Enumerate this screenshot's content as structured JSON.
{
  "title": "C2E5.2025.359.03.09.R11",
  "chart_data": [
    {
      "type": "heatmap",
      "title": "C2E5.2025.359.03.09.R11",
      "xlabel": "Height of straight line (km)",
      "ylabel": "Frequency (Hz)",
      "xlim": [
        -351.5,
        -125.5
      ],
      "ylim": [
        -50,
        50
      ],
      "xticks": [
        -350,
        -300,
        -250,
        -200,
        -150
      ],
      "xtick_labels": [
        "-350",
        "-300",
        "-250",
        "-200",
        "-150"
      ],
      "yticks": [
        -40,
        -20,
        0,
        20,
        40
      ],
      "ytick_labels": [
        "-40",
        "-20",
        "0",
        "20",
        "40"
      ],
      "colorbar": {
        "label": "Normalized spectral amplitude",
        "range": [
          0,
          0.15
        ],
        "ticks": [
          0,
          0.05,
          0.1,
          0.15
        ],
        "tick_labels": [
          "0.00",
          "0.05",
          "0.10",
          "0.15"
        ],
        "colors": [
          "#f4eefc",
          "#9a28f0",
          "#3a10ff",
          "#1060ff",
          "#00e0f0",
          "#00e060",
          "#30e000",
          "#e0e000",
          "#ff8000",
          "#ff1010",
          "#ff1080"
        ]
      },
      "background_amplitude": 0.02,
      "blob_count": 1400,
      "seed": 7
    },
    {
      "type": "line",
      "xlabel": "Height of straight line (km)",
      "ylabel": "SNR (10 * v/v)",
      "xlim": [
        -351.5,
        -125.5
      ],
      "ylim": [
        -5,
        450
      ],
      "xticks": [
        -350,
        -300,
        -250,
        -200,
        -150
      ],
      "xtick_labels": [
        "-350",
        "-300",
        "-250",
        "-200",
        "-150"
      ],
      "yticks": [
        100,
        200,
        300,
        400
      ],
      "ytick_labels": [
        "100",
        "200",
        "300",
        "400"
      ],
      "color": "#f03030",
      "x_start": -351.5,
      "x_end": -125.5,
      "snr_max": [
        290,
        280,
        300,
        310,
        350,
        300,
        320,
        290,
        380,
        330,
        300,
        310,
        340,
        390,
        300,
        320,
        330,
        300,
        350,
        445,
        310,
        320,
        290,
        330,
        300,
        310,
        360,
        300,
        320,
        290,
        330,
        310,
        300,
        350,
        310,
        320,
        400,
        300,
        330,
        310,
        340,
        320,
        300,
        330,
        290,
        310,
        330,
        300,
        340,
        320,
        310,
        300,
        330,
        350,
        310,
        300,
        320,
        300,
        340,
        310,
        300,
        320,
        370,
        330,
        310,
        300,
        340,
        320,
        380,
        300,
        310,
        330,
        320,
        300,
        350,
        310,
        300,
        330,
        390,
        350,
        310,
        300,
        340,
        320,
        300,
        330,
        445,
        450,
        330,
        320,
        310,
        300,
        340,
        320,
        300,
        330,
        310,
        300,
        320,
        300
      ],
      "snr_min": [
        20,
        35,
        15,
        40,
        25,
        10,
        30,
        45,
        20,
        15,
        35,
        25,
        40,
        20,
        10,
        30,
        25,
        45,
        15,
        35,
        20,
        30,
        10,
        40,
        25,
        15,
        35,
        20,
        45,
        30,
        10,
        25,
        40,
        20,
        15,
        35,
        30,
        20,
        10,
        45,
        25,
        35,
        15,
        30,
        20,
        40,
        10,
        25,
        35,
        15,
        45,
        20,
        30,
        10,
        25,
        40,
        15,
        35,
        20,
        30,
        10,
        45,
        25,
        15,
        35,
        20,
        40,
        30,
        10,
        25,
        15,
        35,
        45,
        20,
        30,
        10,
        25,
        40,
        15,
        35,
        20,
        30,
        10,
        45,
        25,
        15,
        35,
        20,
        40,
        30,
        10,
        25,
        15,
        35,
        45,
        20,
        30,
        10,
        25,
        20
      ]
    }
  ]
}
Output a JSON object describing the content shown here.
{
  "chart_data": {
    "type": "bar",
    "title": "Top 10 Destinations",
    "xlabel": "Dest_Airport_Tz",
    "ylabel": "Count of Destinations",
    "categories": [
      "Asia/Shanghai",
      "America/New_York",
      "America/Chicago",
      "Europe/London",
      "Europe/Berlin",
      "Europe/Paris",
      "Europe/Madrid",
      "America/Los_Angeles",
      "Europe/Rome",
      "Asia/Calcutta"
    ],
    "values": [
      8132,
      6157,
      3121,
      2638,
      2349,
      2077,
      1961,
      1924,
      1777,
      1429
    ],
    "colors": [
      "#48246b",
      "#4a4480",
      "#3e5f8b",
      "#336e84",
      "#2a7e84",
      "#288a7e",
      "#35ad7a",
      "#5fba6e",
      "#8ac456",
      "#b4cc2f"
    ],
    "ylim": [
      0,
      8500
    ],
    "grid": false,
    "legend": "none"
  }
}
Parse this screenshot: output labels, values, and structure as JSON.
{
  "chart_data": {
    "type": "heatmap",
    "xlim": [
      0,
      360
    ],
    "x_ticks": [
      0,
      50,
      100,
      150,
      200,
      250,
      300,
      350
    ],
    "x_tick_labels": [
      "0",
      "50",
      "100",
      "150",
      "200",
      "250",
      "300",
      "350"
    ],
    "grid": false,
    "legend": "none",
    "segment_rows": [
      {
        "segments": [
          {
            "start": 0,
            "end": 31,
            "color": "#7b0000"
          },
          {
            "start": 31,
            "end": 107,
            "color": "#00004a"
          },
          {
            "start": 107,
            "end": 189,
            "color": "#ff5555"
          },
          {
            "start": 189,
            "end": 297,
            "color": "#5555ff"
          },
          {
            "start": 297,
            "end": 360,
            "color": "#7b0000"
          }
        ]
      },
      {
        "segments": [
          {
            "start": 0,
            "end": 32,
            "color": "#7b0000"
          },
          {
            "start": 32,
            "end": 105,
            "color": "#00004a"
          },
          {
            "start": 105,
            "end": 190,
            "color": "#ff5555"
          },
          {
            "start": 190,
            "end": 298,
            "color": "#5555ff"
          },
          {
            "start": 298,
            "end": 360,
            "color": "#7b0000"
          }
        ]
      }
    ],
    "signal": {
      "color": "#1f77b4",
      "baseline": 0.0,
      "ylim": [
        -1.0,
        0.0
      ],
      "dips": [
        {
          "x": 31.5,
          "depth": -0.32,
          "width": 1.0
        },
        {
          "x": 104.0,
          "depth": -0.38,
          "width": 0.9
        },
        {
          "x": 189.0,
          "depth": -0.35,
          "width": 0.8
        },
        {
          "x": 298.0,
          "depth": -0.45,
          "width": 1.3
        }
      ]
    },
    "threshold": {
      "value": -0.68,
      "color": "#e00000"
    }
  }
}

|---|

* WHAT YOU ARE ASKED TO DO: Restate all of the entries above precisely.

* REPLY TO THE EXERCISE:
Enumerate this screenshot's content as structured JSON.
{
  "title": "C2E5.2025.359.03.09.R11",
  "chart_data": [
    {
      "type": "heatmap",
      "title": "C2E5.2025.359.03.09.R11",
      "xlabel": "Height of straight line (km)",
      "ylabel": "Frequency (Hz)",
      "xlim": [
        -351.5,
        -125.5
      ],
      "ylim": [
        -50,
        50
      ],
      "xticks": [
        -350,
        -300,
        -250,
        -200,
        -150
      ],
      "xtick_labels": [
        "-350",
        "-300",
        "-250",
        "-200",
        "-150"
      ],
      "yticks": [
        -40,
        -20,
        0,
        20,
        40
      ],
      "ytick_labels": [
        "-40",
        "-20",
        "0",
        "20",
        "40"
      ],
      "colorbar": {
        "label": "Normalized spectral amplitude",
        "range": [
          0,
          0.15
        ],
        "ticks": [
          0,
          0.05,
          0.1,
          0.15
        ],
        "tick_labels": [
          "0.00",
          "0.05",
          "0.10",
          "0.15"
        ],
        "colors": [
          "#f4eefc",
          "#9a28f0",
          "#3a10ff",
          "#1060ff",
          "#00e0f0",
          "#00e060",
          "#30e000",
          "#e0e000",
          "#ff8000",
          "#ff1010",
          "#ff1080"
        ]
      },
      "background_amplitude": 0.02,
      "blob_count": 1400,
      "seed": 7
    },
    {
      "type": "line",
      "xlabel": "Height of straight line (km)",
      "ylabel": "SNR (10 * v/v)",
      "xlim": [
        -351.5,
        -125.5
      ],
      "ylim": [
        -5,
        450
      ],
      "xticks": [
        -350,
        -300,
        -250,
        -200,
        -150
      ],
      "xtick_labels": [
        "-350",
        "-300",
        "-250",
        "-200",
        "-150"
      ],
      "yticks": [
        100,
        200,
        300,
        400
      ],
      "ytick_labels": [
        "100",
        "200",
        "300",
        "400"
      ],
      "color": "#f03030",
      "x_start": -351.5,
      "x_end": -125.5,
      "snr_max": [
        290,
        280,
        300,
        310,
        350,
        300,
        320,
        290,
        380,
        330,
        300,
        310,
        340,
        390,
        300,
        320,
        330,
        300,
        350,
        445,
        310,
        320,
        290,
        330,
        300,
        310,
        360,
        300,
        320,
        290,
        330,
        310,
        300,
        350,
        310,
        320,
        400,
        300,
        330,
        310,
        340,
        320,
        300,
        330,
        290,
        310,
        330,
        300,
        340,
        320,
        310,
        300,
        330,
        350,
        310,
        300,
        320,
        300,
        340,
        310,
        300,
        320,
        370,
        330,
        310,
        300,
        340,
        320,
        380,
        300,
        310,
        330,
        320,
        300,
        350,
        310,
        300,
        330,
        390,
        350,
        310,
        300,
        340,
        320,
        300,
        330,
        445,
        450,
        330,
        320,
        310,
        300,
        340,
        320,
        300,
        330,
        310,
        300,
        320,
        300
      ],
      "snr_min": [
        20,
        35,
        15,
        40,
        25,
        10,
        30,
        45,
        20,
        15,
        35,
        25,
        40,
        20,
        10,
        30,
        25,
        45,
        15,
        35,
        20,
        30,
        10,
        40,
        25,
        15,
        35,
        20,
        45,
        30,
        10,
        25,
        40,
        20,
        15,
        35,
        30,
        20,
        10,
        45,
        25,
        35,
        15,
        30,
        20,
        40,
        10,
        25,
        35,
        15,
        45,
        20,
        30,
        10,
        25,
        40,
        15,
        35,
        20,
        30,
        10,
        45,
        25,
        15,
        35,
        20,
        40,
        30,
        10,
        25,
        15,
        35,
        45,
        20,
        30,
        10,
        25,
        40,
        15,
        35,
        20,
        30,
        10,
        45,
        25,
        15,
        35,
        20,
        40,
        30,
        10,
        25,
        15,
        35,
        45,
        20,
        30,
        10,
        25,
        20
      ]
    }
  ]
}
Output a JSON object describing the content shown here.
{
  "chart_data": {
    "type": "bar",
    "title": "Top 10 Destinations",
    "xlabel": "Dest_Airport_Tz",
    "ylabel": "Count of Destinations",
    "categories": [
      "Asia/Shanghai",
      "America/New_York",
      "America/Chicago",
      "Europe/London",
      "Europe/Berlin",
      "Europe/Paris",
      "Europe/Madrid",
      "America/Los_Angeles",
      "Europe/Rome",
      "Asia/Calcutta"
    ],
    "values": [
      8132,
      6157,
      3121,
      2638,
      2349,
      2077,
      1961,
      1924,
      1777,
      1429
    ],
    "colors": [
      "#48246b",
      "#4a4480",
      "#3e5f8b",
      "#336e84",
      "#2a7e84",
      "#288a7e",
      "#35ad7a",
      "#5fba6e",
      "#8ac456",
      "#b4cc2f"
    ],
    "ylim": [
      0,
      8500
    ],
    "grid": false,
    "legend": "none"
  }
}
Parse this screenshot: output labels, values, and structure as JSON.
{
  "chart_data": {
    "type": "heatmap",
    "xlim": [
      0,
      360
    ],
    "x_ticks": [
      0,
      50,
      100,
      150,
      200,
      250,
      300,
      350
    ],
    "x_tick_labels": [
      "0",
      "50",
      "100",
      "150",
      "200",
      "250",
      "300",
      "350"
    ],
    "grid": false,
    "legend": "none",
    "segment_rows": [
      {
        "segments": [
          {
            "start": 0,
            "end": 31,
            "color": "#7b0000"
          },
          {
            "start": 31,
            "end": 107,
            "color": "#00004a"
          },
          {
            "start": 107,
            "end": 189,
            "color": "#ff5555"
          },
          {
            "start": 189,
            "end": 297,
            "color": "#5555ff"
          },
          {
            "start": 297,
            "end": 360,
            "color": "#7b0000"
          }
        ]
      },
      {
        "segments": [
          {
            "start": 0,
            "end": 32,
            "color": "#7b0000"
          },
          {
            "start": 32,
            "end": 105,
            "color": "#00004a"
          },
          {
            "start": 105,
            "end": 190,
            "color": "#ff5555"
          },
          {
            "start": 190,
            "end": 298,
            "color": "#5555ff"
          },
          {
            "start": 298,
            "end": 360,
            "color": "#7b0000"
          }
        ]
      }
    ],
    "signal": {
      "color": "#1f77b4",
      "baseline": 0.0,
      "ylim": [
        -1.0,
        0.0
      ],
      "dips": [
        {
          "x": 31.5,
          "depth": -0.32,
          "width": 1.0
        },
        {
          "x": 104.0,
          "depth": -0.38,
          "width": 0.9
        },
        {
          "x": 189.0,
          "depth": -0.35,
          "width": 0.8
        },
        {
          "x": 298.0,
          "depth": -0.45,
          "width": 1.3
        }
      ]
    },
    "threshold": {
      "value": -0.68,
      "color": "#e00000"
    }
  }
}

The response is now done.